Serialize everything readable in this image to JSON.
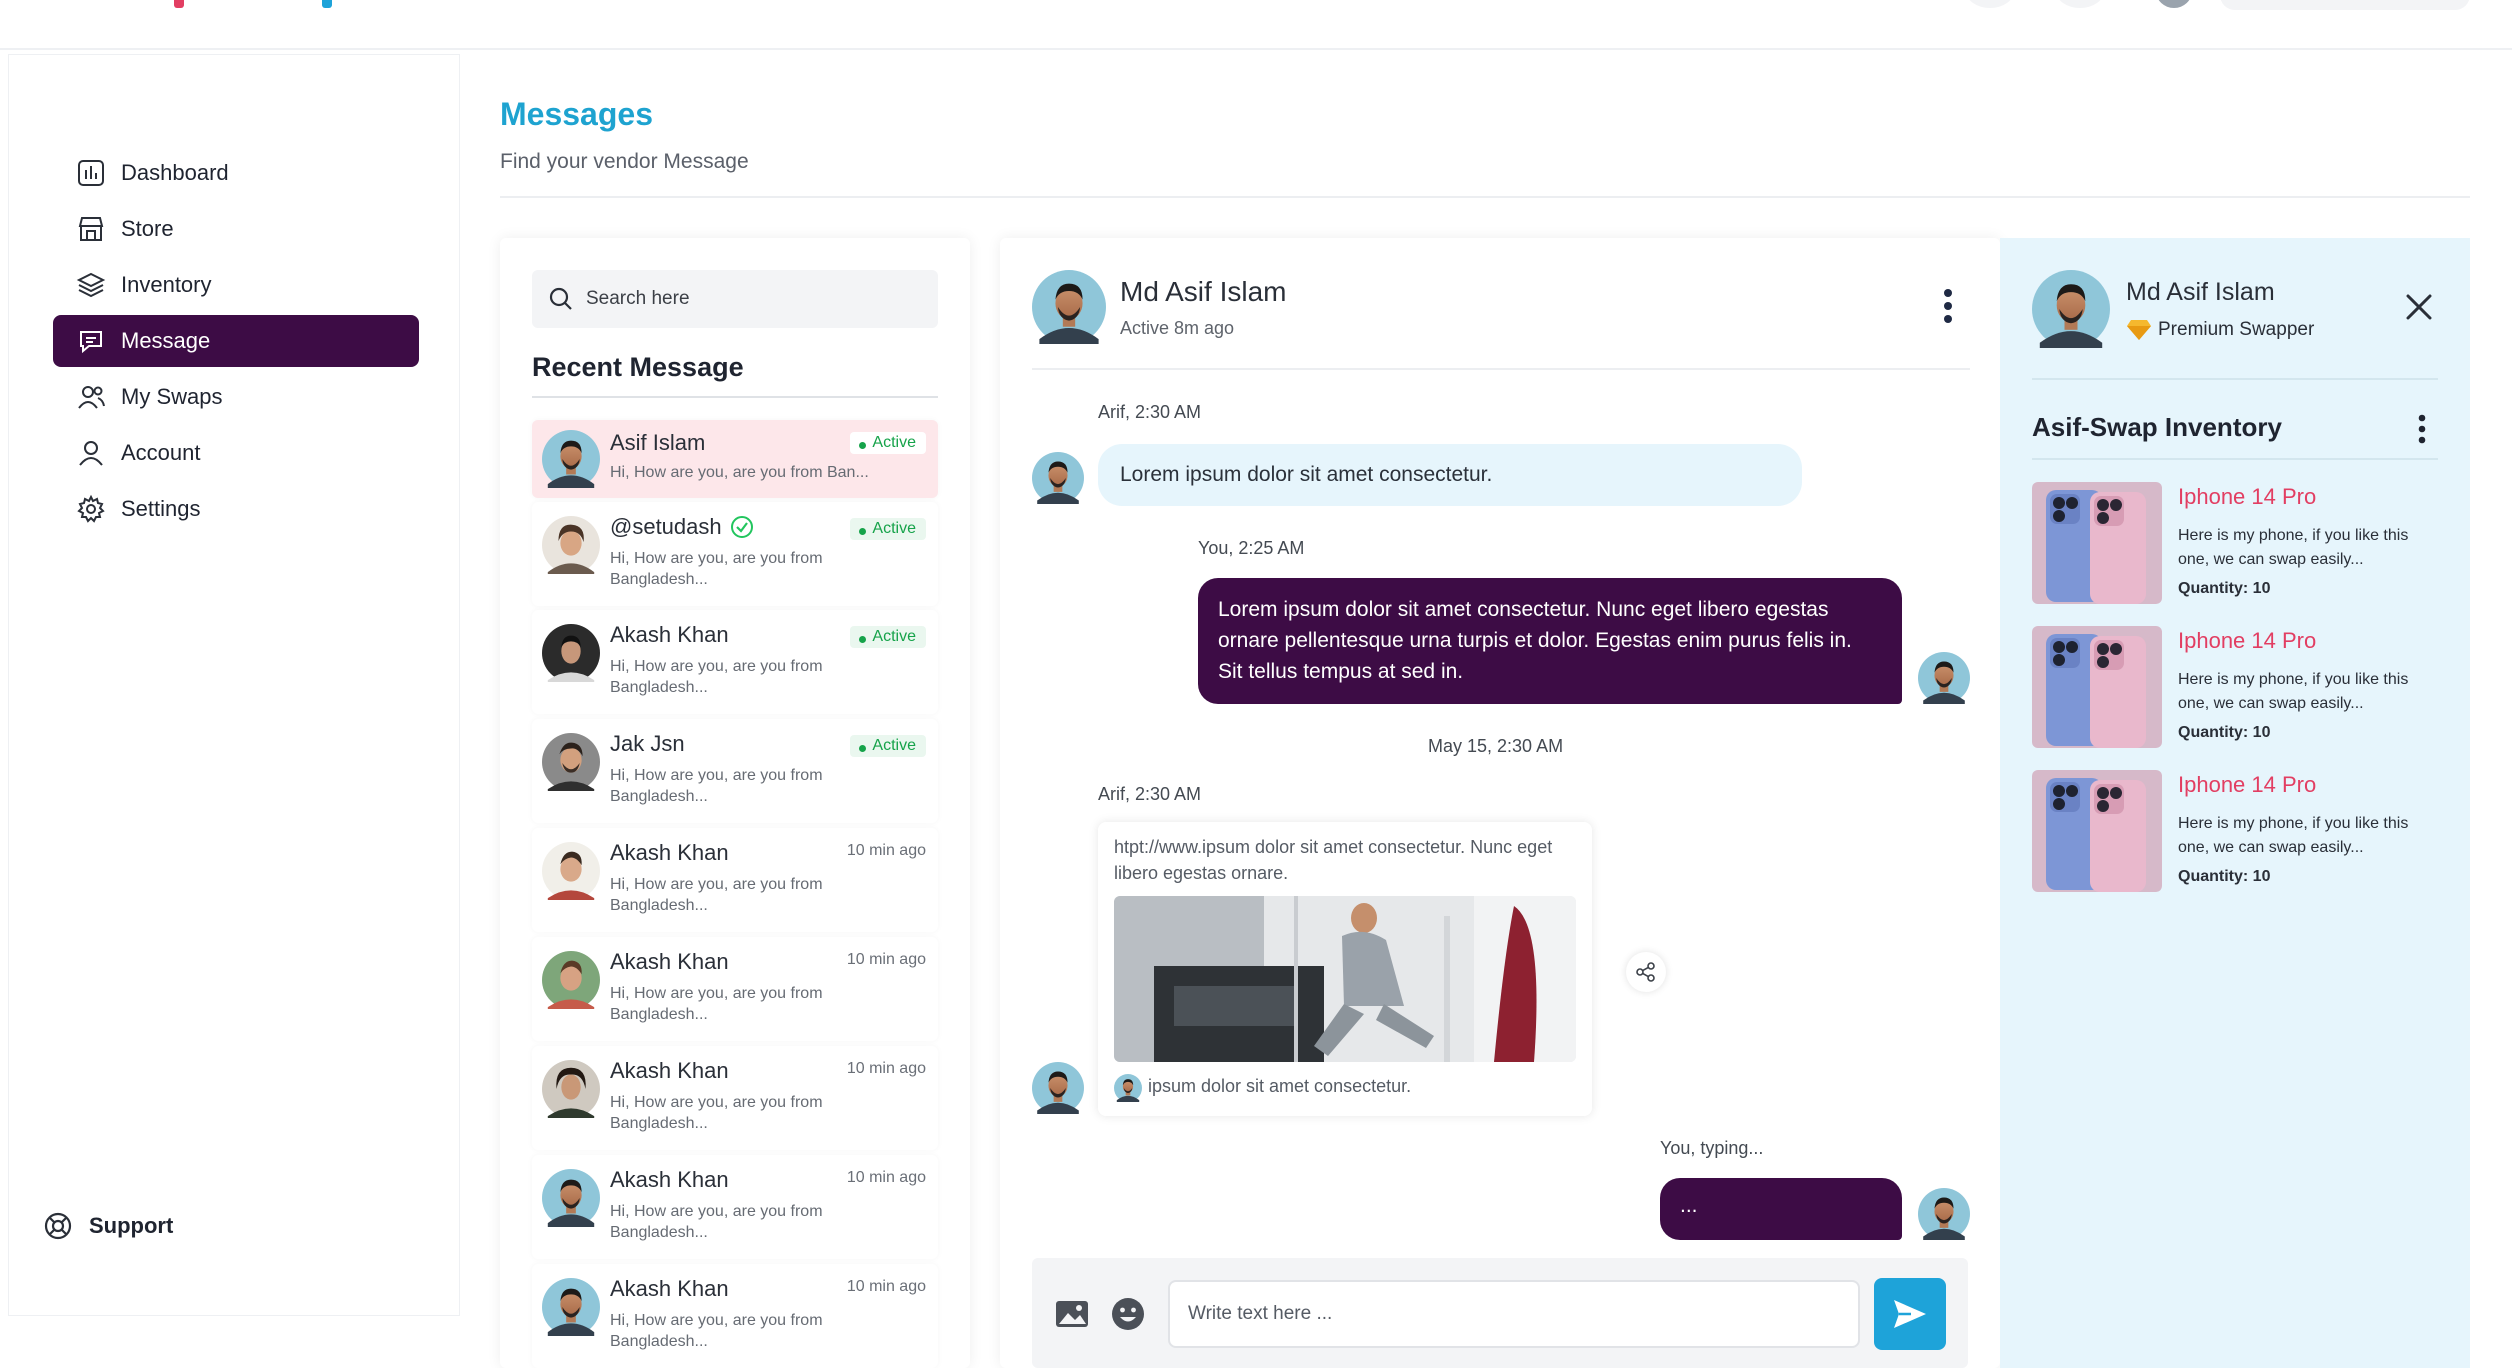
{
  "nav": {
    "items": [
      {
        "label": "Dashboard",
        "icon": "dashboard-icon"
      },
      {
        "label": "Store",
        "icon": "store-icon"
      },
      {
        "label": "Inventory",
        "icon": "layers-icon"
      },
      {
        "label": "Message",
        "icon": "message-icon"
      },
      {
        "label": "My Swaps",
        "icon": "users-icon"
      },
      {
        "label": "Account",
        "icon": "user-icon"
      },
      {
        "label": "Settings",
        "icon": "gear-icon"
      }
    ],
    "active_index": 3,
    "support_label": "Support"
  },
  "header": {
    "title": "Messages",
    "subtitle": "Find your vendor Message"
  },
  "recent": {
    "search_placeholder": "Search here",
    "title": "Recent Message",
    "conversations": [
      {
        "name": "Asif Islam",
        "preview": "Hi, How are you, are you from Ban...",
        "status": "Active",
        "time": ""
      },
      {
        "name": "@setudash",
        "preview": "Hi, How are you, are you from Bangladesh...",
        "status": "Active",
        "time": ""
      },
      {
        "name": "Akash Khan",
        "preview": "Hi, How are you, are you from Bangladesh...",
        "status": "Active",
        "time": ""
      },
      {
        "name": "Jak Jsn",
        "preview": "Hi, How are you, are you from Bangladesh...",
        "status": "Active",
        "time": ""
      },
      {
        "name": "Akash Khan",
        "preview": "Hi, How are you, are you from Bangladesh...",
        "status": "",
        "time": "10 min ago"
      },
      {
        "name": "Akash Khan",
        "preview": "Hi, How are you, are you from Bangladesh...",
        "status": "",
        "time": "10 min ago"
      },
      {
        "name": "Akash Khan",
        "preview": "Hi, How are you, are you from Bangladesh...",
        "status": "",
        "time": "10 min ago"
      },
      {
        "name": "Akash Khan",
        "preview": "Hi, How are you, are you from Bangladesh...",
        "status": "",
        "time": "10 min ago"
      },
      {
        "name": "Akash Khan",
        "preview": "Hi, How are you, are you from Bangladesh...",
        "status": "",
        "time": "10 min ago"
      }
    ]
  },
  "chat": {
    "name": "Md Asif Islam",
    "status": "Active 8m ago",
    "messages": {
      "m1_meta": "Arif, 2:30 AM",
      "m1_text": "Lorem ipsum dolor sit amet consectetur.",
      "m2_meta": "You, 2:25 AM",
      "m2_text": "Lorem ipsum dolor sit amet consectetur. Nunc eget libero egestas ornare pellentesque urna turpis et dolor. Egestas enim purus felis in. Sit tellus tempus at sed in.",
      "date_divider": "May 15, 2:30 AM",
      "m3_meta": "Arif, 2:30 AM",
      "m3_link": "htpt://www.ipsum dolor sit amet consectetur. Nunc eget libero egestas ornare.",
      "m3_caption": "ipsum dolor sit amet consectetur.",
      "typing_meta": "You, typing...",
      "typing_text": "..."
    },
    "composer_placeholder": "Write text here ...",
    "send_color": "#1ea3d9"
  },
  "profile": {
    "name": "Md Asif Islam",
    "badge": "Premium Swapper",
    "inventory_title": "Asif-Swap Inventory",
    "items": [
      {
        "name": "Iphone 14 Pro",
        "desc": "Here is my phone, if you like this one, we can swap easily...",
        "qty": "Quantity: 10"
      },
      {
        "name": "Iphone 14 Pro",
        "desc": "Here is my phone, if you like this one, we can swap easily...",
        "qty": "Quantity: 10"
      },
      {
        "name": "Iphone 14 Pro",
        "desc": "Here is my phone, if you like this one, we can swap easily...",
        "qty": "Quantity: 10"
      }
    ]
  },
  "colors": {
    "accent": "#1ea3d0",
    "active_nav": "#3d0c45",
    "outgoing_bubble": "#3d0c45",
    "incoming_bubble": "#e6f5fc",
    "product_name": "#e23e62",
    "active_status": "#16a34a"
  }
}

────

Problem
Say how many lines hold the word "ipsum", giving the number and nothing else.

Exercise result
4